(Items taken from a data source)
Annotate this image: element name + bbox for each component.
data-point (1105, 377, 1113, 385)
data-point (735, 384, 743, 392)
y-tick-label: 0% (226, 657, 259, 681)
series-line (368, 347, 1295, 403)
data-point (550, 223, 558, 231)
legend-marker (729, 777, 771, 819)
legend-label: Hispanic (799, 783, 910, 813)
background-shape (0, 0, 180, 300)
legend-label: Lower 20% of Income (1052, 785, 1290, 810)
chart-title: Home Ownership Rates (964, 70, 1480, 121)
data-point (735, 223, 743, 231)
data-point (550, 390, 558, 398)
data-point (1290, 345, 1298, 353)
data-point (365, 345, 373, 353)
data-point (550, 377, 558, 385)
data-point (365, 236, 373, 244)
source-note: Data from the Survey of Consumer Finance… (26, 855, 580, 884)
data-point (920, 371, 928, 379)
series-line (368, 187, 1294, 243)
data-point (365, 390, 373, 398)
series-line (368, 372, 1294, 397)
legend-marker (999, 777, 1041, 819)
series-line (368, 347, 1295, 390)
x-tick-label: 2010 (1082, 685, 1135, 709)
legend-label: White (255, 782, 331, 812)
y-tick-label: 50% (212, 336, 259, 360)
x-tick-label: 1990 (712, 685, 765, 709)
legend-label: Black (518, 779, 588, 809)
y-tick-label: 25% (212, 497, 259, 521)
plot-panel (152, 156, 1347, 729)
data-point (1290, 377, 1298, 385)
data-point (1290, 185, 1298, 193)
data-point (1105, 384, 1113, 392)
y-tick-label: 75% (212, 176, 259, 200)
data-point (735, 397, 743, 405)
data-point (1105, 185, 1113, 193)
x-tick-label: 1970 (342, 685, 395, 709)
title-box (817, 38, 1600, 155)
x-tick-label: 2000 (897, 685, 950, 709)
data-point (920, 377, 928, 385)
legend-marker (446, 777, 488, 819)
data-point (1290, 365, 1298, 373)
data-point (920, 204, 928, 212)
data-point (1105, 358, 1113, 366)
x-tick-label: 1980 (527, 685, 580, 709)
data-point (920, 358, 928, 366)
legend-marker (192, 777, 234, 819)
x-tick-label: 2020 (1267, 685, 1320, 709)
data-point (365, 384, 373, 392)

> _Work to be completed_
Reproduce word for word the lines above, from the first line through the line containing "data-point (735, 223, 743, 231)", both ends included.

> _Complete answer_
Annotate this image: element name + bbox for each component.
data-point (1105, 377, 1113, 385)
data-point (735, 384, 743, 392)
y-tick-label: 0% (226, 657, 259, 681)
series-line (368, 347, 1295, 403)
data-point (550, 223, 558, 231)
legend-marker (729, 777, 771, 819)
legend-label: Hispanic (799, 783, 910, 813)
background-shape (0, 0, 180, 300)
legend-label: Lower 20% of Income (1052, 785, 1290, 810)
chart-title: Home Ownership Rates (964, 70, 1480, 121)
data-point (735, 223, 743, 231)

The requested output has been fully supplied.